**The task:**
Your task is to restate the data word for word.

------------------------------------------------

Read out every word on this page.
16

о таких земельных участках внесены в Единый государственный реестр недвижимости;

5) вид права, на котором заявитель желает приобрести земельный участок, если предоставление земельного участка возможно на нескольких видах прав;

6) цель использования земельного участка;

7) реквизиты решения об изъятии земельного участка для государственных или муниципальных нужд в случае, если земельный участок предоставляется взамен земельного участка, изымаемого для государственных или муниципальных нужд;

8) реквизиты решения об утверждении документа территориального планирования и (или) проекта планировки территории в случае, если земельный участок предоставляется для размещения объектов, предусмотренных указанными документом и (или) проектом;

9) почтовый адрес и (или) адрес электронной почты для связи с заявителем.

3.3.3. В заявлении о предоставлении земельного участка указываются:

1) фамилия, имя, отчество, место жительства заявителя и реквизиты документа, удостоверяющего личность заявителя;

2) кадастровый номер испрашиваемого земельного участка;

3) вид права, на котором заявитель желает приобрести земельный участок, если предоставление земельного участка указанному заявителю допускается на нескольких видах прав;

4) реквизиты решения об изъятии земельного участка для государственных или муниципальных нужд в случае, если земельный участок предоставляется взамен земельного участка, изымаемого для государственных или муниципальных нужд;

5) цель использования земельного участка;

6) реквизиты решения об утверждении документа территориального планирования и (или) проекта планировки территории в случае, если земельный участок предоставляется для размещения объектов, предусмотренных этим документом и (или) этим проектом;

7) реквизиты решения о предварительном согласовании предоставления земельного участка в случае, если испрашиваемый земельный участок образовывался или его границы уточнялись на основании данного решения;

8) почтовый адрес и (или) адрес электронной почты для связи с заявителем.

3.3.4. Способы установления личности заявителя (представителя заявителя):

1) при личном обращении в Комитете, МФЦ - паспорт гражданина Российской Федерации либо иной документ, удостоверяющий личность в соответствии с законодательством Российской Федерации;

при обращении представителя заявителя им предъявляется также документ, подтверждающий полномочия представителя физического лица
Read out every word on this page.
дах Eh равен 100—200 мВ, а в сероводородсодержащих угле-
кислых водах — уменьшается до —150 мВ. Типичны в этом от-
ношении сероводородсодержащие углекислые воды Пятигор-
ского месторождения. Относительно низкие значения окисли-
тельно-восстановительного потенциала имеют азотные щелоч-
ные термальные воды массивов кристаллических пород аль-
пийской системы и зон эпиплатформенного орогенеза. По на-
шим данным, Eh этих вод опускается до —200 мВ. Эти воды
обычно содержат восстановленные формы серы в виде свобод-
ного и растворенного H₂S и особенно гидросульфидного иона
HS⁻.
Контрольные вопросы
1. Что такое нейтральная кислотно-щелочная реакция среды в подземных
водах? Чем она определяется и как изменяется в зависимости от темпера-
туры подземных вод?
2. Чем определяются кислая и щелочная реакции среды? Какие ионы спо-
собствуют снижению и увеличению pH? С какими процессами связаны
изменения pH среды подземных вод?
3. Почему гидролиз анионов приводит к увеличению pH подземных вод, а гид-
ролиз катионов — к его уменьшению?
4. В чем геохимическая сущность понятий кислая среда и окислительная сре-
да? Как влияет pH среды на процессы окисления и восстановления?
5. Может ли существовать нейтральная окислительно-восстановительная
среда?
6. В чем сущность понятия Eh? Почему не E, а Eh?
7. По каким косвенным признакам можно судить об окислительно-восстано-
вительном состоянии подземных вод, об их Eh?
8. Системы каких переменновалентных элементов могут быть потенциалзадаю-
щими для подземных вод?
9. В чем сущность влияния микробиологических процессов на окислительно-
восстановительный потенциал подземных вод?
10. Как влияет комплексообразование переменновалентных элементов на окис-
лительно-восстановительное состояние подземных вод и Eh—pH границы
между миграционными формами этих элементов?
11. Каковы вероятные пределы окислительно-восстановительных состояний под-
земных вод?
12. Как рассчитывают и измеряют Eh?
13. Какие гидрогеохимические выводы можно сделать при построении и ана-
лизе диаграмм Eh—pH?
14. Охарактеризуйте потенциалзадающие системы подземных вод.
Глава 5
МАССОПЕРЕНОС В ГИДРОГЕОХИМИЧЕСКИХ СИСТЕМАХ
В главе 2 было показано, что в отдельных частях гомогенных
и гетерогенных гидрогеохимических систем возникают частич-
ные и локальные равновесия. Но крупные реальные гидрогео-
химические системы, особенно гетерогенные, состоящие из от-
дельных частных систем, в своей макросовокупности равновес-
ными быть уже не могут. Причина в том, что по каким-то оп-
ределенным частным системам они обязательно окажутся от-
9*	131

------------------------------------------------

**Written reply:**
Read out every word on this page.
16

о таких земельных участках внесены в Единый государственный реестр недвижимости;

5) вид права, на котором заявитель желает приобрести земельный участок, если предоставление земельного участка возможно на нескольких видах прав;

6) цель использования земельного участка;

7) реквизиты решения об изъятии земельного участка для государственных или муниципальных нужд в случае, если земельный участок предоставляется взамен земельного участка, изымаемого для государственных или муниципальных нужд;

8) реквизиты решения об утверждении документа территориального планирования и (или) проекта планировки территории в случае, если земельный участок предоставляется для размещения объектов, предусмотренных указанными документом и (или) проектом;

9) почтовый адрес и (или) адрес электронной почты для связи с заявителем.

3.3.3. В заявлении о предоставлении земельного участка указываются:

1) фамилия, имя, отчество, место жительства заявителя и реквизиты документа, удостоверяющего личность заявителя;

2) кадастровый номер испрашиваемого земельного участка;

3) вид права, на котором заявитель желает приобрести земельный участок, если предоставление земельного участка указанному заявителю допускается на нескольких видах прав;

4) реквизиты решения об изъятии земельного участка для государственных или муниципальных нужд в случае, если земельный участок предоставляется взамен земельного участка, изымаемого для государственных или муниципальных нужд;

5) цель использования земельного участка;

6) реквизиты решения об утверждении документа территориального планирования и (или) проекта планировки территории в случае, если земельный участок предоставляется для размещения объектов, предусмотренных этим документом и (или) этим проектом;

7) реквизиты решения о предварительном согласовании предоставления земельного участка в случае, если испрашиваемый земельный участок образовывался или его границы уточнялись на основании данного решения;

8) почтовый адрес и (или) адрес электронной почты для связи с заявителем.

3.3.4. Способы установления личности заявителя (представителя заявителя):

1) при личном обращении в Комитете, МФЦ - паспорт гражданина Российской Федерации либо иной документ, удостоверяющий личность в соответствии с законодательством Российской Федерации;

при обращении представителя заявителя им предъявляется также документ, подтверждающий полномочия представителя физического лица
Read out every word on this page.
дах Eh равен 100—200 мВ, а в сероводородсодержащих угле-
кислых водах — уменьшается до —150 мВ. Типичны в этом от-
ношении сероводородсодержащие углекислые воды Пятигор-
ского месторождения. Относительно низкие значения окисли-
тельно-восстановительного потенциала имеют азотные щелоч-
ные термальные воды массивов кристаллических пород аль-
пийской системы и зон эпиплатформенного орогенеза. По на-
шим данным, Eh этих вод опускается до —200 мВ. Эти воды
обычно содержат восстановленные формы серы в виде свобод-
ного и растворенного H₂S и особенно гидросульфидного иона
HS⁻.
Контрольные вопросы
1. Что такое нейтральная кислотно-щелочная реакция среды в подземных
водах? Чем она определяется и как изменяется в зависимости от темпера-
туры подземных вод?
2. Чем определяются кислая и щелочная реакции среды? Какие ионы спо-
собствуют снижению и увеличению pH? С какими процессами связаны
изменения pH среды подземных вод?
3. Почему гидролиз анионов приводит к увеличению pH подземных вод, а гид-
ролиз катионов — к его уменьшению?
4. В чем геохимическая сущность понятий кислая среда и окислительная сре-
да? Как влияет pH среды на процессы окисления и восстановления?
5. Может ли существовать нейтральная окислительно-восстановительная
среда?
6. В чем сущность понятия Eh? Почему не E, а Eh?
7. По каким косвенным признакам можно судить об окислительно-восстано-
вительном состоянии подземных вод, об их Eh?
8. Системы каких переменновалентных элементов могут быть потенциалзадаю-
щими для подземных вод?
9. В чем сущность влияния микробиологических процессов на окислительно-
восстановительный потенциал подземных вод?
10. Как влияет комплексообразование переменновалентных элементов на окис-
лительно-восстановительное состояние подземных вод и Eh—pH границы
между миграционными формами этих элементов?
11. Каковы вероятные пределы окислительно-восстановительных состояний под-
земных вод?
12. Как рассчитывают и измеряют Eh?
13. Какие гидрогеохимические выводы можно сделать при построении и ана-
лизе диаграмм Eh—pH?
14. Охарактеризуйте потенциалзадающие системы подземных вод.
Глава 5
МАССОПЕРЕНОС В ГИДРОГЕОХИМИЧЕСКИХ СИСТЕМАХ
В главе 2 было показано, что в отдельных частях гомогенных
и гетерогенных гидрогеохимических систем возникают частич-
ные и локальные равновесия. Но крупные реальные гидрогео-
химические системы, особенно гетерогенные, состоящие из от-
дельных частных систем, в своей макросовокупности равновес-
ными быть уже не могут. Причина в том, что по каким-то оп-
ределенным частным системам они обязательно окажутся от-
9*	131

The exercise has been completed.